In the listing below, pick out lines with "expanded".
=-=-=
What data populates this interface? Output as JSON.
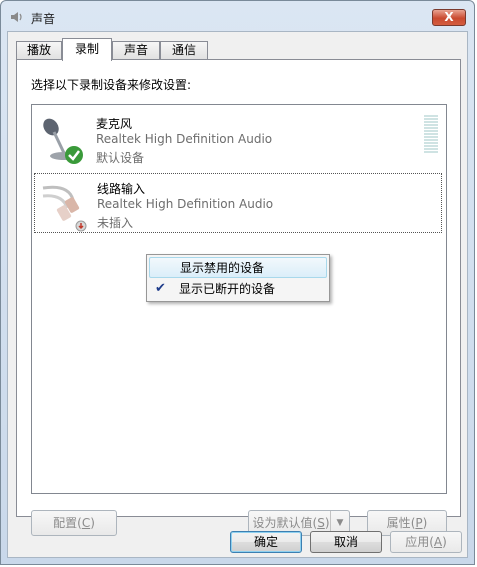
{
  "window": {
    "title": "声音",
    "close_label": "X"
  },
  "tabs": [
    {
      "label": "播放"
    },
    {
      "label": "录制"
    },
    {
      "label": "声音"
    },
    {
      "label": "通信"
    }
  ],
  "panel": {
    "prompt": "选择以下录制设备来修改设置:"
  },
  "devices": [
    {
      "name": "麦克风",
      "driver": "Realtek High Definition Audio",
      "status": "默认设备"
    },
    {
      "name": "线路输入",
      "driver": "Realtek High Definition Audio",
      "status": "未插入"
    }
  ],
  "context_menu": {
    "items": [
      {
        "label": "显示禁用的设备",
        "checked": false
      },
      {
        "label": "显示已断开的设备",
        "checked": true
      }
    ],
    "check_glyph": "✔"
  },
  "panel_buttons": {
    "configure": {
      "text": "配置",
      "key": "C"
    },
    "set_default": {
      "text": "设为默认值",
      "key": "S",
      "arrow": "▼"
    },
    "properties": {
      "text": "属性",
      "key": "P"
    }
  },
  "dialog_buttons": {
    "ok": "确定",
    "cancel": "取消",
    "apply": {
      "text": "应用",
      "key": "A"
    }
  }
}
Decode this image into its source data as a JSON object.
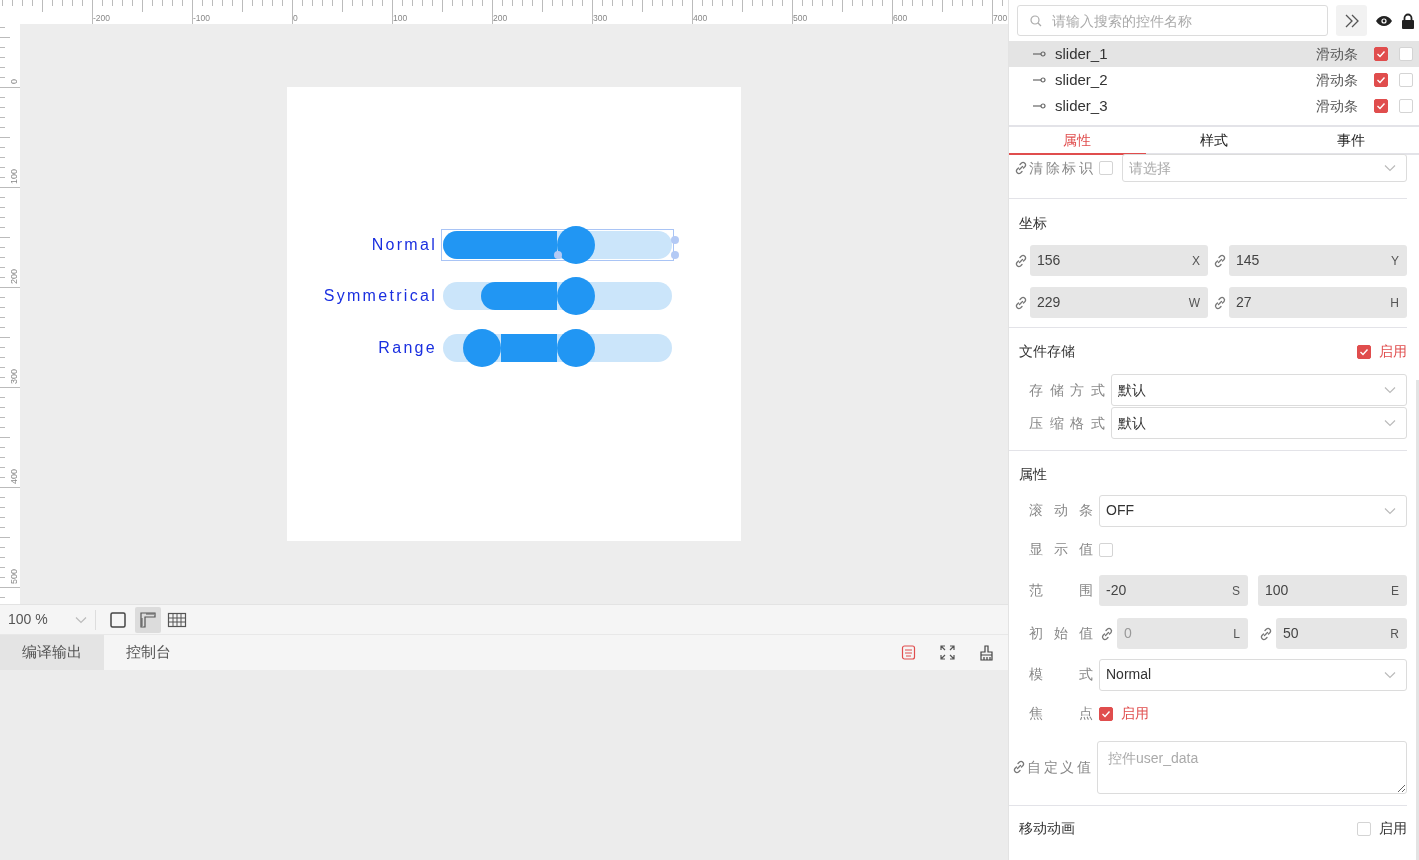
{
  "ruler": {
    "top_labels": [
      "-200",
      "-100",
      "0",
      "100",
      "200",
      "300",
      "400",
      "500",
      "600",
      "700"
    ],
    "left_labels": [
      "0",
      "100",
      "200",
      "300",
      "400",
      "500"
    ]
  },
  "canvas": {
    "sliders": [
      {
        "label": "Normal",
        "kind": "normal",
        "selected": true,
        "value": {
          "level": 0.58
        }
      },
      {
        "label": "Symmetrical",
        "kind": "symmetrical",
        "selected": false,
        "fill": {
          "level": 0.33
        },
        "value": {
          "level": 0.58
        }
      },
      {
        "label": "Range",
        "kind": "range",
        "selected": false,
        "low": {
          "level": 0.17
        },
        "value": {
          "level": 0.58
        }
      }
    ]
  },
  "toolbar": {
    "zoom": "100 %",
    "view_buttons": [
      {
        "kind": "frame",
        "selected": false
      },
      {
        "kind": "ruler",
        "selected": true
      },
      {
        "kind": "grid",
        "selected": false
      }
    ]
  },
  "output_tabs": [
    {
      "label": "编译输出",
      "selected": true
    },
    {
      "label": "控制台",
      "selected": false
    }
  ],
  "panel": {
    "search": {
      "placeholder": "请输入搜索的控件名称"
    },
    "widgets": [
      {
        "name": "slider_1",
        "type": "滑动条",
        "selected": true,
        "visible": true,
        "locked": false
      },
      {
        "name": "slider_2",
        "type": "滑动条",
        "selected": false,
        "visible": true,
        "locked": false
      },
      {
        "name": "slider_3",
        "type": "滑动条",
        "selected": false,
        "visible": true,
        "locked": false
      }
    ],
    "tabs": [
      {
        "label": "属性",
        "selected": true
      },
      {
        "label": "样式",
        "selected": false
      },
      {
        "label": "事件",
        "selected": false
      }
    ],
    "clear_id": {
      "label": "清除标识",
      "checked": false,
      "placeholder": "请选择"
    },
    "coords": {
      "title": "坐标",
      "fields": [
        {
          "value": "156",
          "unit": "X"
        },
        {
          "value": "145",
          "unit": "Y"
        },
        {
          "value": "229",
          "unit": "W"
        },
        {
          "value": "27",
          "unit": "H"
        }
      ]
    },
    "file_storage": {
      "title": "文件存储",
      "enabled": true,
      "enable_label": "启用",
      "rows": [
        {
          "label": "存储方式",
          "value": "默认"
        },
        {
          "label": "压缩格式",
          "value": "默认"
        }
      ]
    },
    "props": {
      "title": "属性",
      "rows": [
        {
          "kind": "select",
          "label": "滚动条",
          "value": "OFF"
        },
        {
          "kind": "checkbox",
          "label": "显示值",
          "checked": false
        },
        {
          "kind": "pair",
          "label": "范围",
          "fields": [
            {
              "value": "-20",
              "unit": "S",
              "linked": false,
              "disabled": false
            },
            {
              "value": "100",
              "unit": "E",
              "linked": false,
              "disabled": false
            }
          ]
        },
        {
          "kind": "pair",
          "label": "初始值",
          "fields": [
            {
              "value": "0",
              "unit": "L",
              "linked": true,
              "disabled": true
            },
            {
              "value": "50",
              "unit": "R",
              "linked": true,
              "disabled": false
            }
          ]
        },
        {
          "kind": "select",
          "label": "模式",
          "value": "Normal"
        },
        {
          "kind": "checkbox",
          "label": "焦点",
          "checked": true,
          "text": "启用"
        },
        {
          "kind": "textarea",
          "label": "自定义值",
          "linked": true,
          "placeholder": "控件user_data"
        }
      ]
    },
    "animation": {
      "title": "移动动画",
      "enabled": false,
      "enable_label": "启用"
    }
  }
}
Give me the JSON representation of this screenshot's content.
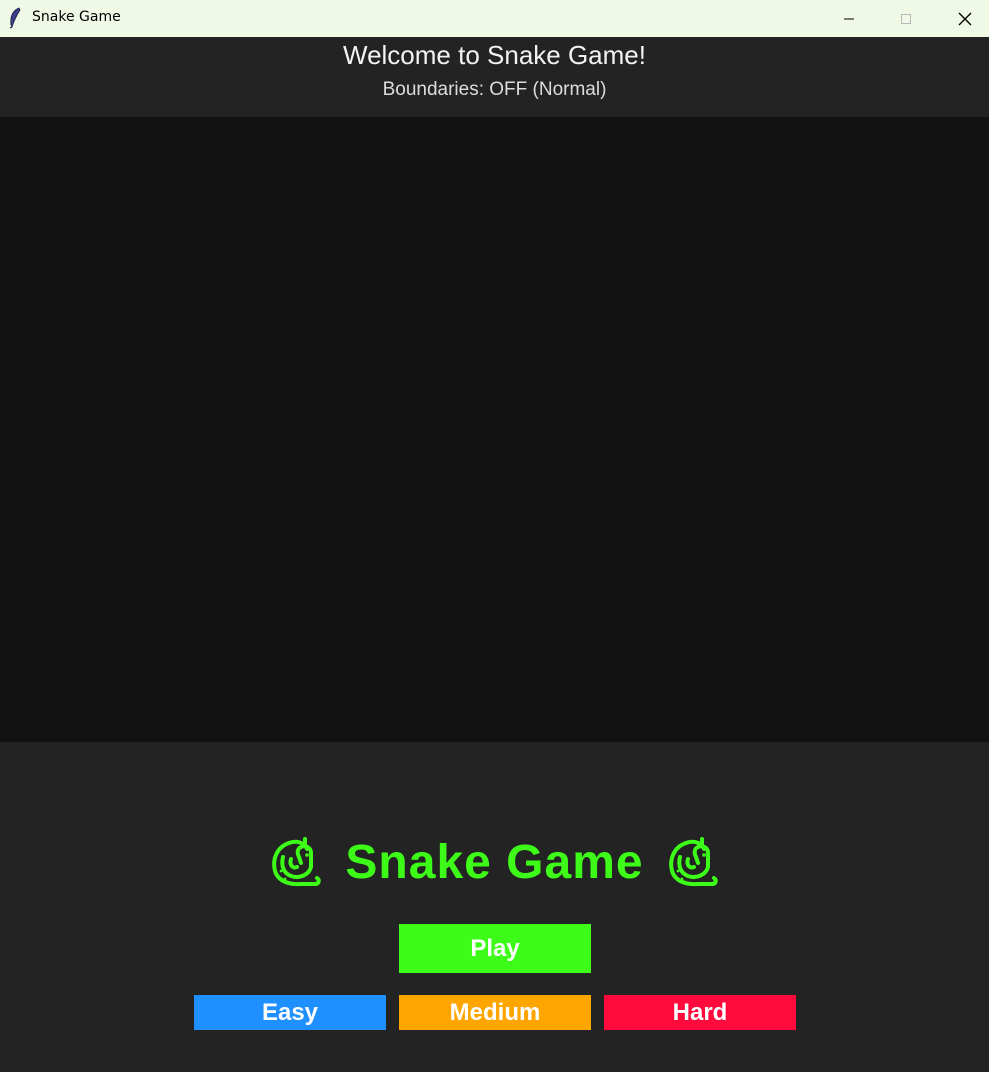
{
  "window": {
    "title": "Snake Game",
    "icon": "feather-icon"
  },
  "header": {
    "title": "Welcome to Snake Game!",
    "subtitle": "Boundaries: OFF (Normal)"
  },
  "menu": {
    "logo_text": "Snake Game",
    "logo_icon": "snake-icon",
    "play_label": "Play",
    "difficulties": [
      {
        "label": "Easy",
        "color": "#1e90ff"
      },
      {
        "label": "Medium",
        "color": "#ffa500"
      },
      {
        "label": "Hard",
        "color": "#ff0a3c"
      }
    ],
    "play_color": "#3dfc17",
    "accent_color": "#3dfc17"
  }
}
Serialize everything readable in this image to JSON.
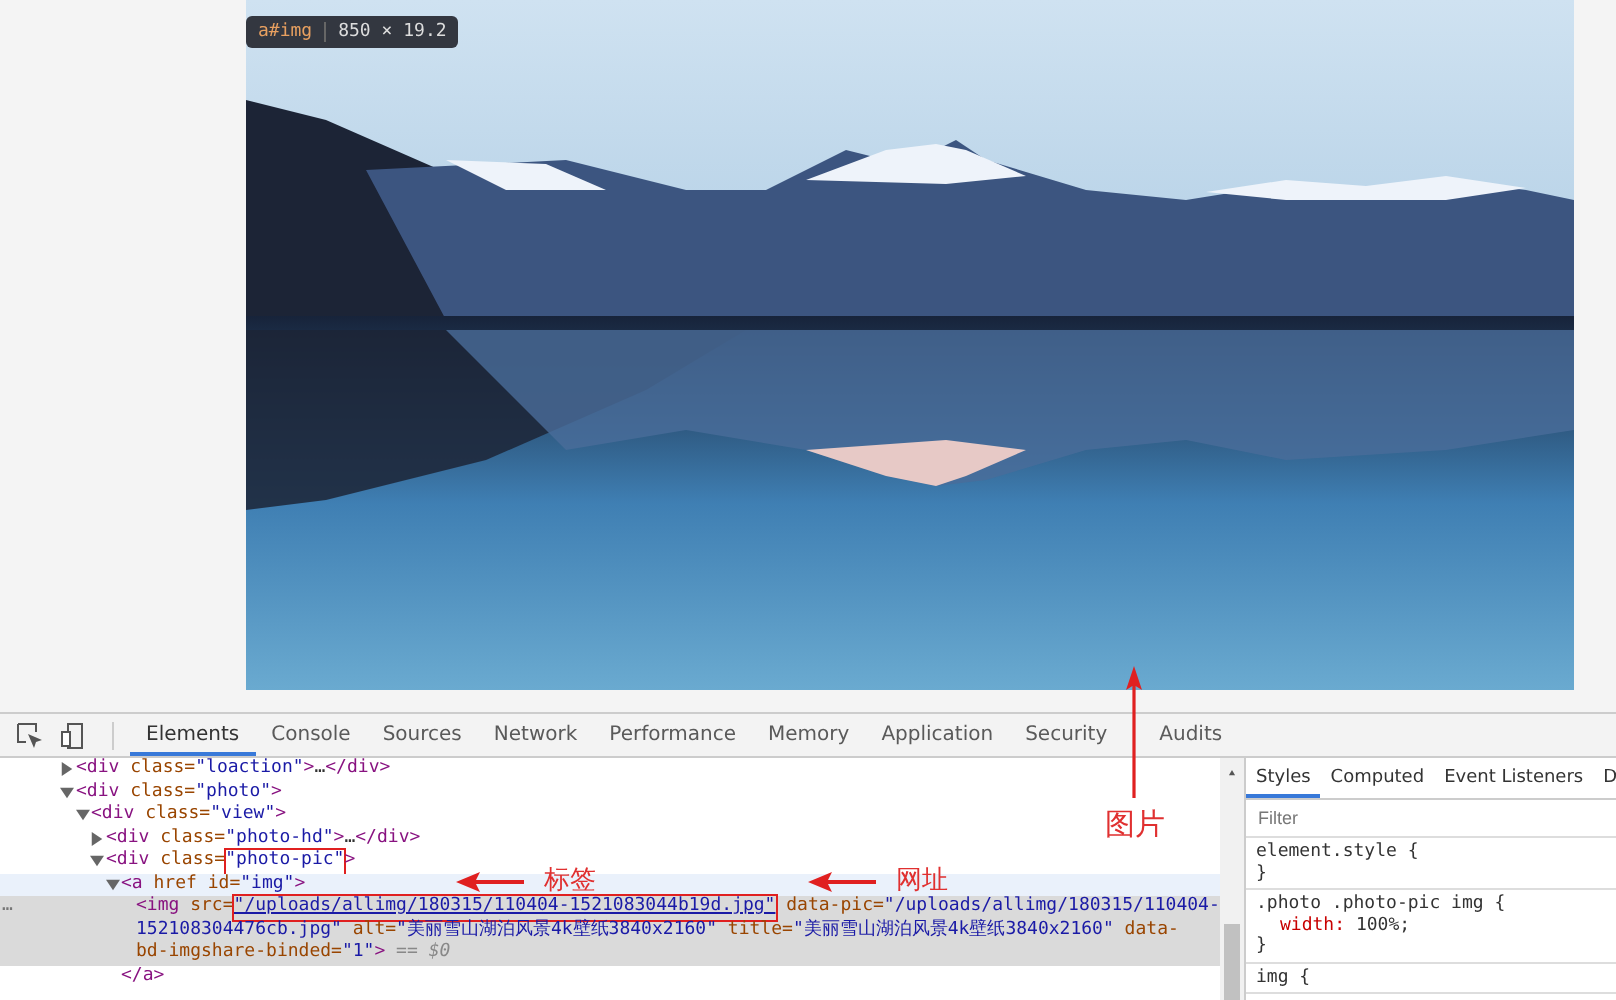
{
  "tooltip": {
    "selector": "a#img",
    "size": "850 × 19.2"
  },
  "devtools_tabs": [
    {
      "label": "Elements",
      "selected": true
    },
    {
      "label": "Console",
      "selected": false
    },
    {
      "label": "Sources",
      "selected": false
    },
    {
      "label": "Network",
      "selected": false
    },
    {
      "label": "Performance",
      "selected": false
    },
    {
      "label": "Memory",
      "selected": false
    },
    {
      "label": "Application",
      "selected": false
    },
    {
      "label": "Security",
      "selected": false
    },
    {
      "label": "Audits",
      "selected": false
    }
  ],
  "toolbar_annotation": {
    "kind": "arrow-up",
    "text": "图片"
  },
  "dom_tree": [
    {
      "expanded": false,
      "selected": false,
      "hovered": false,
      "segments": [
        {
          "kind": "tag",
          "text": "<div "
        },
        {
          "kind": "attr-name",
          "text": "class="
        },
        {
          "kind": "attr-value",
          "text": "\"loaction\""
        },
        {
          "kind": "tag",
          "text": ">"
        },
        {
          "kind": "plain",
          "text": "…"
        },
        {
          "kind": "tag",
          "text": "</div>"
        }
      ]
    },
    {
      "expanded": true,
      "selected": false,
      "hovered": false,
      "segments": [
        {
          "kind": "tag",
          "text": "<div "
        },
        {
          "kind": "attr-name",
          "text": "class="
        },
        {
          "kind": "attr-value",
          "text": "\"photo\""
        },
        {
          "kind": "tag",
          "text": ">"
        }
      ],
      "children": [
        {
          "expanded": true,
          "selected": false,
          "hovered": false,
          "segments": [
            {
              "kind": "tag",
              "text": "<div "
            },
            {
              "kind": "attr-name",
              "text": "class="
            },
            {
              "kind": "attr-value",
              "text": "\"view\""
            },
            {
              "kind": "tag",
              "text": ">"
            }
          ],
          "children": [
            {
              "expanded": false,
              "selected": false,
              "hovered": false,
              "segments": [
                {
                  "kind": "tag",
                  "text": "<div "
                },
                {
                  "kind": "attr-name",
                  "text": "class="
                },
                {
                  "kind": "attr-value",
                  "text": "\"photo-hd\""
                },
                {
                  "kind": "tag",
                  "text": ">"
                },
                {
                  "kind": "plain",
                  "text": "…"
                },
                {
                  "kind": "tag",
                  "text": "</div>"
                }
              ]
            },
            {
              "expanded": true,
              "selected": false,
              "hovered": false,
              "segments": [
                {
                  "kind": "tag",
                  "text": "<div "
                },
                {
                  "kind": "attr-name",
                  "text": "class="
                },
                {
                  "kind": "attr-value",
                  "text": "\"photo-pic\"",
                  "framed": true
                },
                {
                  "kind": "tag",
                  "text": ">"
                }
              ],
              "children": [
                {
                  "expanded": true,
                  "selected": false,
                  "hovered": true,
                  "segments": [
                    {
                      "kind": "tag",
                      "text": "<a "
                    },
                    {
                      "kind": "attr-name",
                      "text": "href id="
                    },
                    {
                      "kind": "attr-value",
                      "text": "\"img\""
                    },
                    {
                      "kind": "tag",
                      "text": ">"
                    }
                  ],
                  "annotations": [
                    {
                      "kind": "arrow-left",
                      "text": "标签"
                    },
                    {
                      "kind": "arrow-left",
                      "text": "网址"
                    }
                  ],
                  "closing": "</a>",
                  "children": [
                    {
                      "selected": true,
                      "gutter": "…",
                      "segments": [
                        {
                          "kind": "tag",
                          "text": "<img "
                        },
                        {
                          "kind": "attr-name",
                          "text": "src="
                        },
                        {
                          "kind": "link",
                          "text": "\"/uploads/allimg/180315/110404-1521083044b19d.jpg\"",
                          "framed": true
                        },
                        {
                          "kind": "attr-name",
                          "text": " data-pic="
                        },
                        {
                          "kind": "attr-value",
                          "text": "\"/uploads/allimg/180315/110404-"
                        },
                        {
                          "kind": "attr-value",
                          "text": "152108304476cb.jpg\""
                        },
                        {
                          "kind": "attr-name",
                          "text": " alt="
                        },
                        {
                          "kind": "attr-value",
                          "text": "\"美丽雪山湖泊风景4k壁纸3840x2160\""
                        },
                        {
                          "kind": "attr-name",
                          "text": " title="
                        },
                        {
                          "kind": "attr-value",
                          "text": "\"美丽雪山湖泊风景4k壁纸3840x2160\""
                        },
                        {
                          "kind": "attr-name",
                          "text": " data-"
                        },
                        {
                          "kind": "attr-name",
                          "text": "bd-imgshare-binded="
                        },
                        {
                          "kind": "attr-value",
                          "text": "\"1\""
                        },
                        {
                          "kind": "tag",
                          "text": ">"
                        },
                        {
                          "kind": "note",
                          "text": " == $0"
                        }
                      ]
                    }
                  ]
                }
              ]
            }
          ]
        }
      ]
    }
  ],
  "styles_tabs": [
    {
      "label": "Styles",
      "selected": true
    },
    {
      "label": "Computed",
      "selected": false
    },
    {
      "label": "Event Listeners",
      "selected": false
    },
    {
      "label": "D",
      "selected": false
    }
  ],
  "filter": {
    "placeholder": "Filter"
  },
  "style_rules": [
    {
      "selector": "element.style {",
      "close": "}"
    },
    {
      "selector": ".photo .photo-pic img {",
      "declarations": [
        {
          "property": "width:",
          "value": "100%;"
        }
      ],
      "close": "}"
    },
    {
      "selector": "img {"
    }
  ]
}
=-=-=
> FULL SOLUTION
      "expanded": false,
      "expanded": true,
          "expanded": true,
              "expanded": false,
              "expanded": true,
                  "expanded": true,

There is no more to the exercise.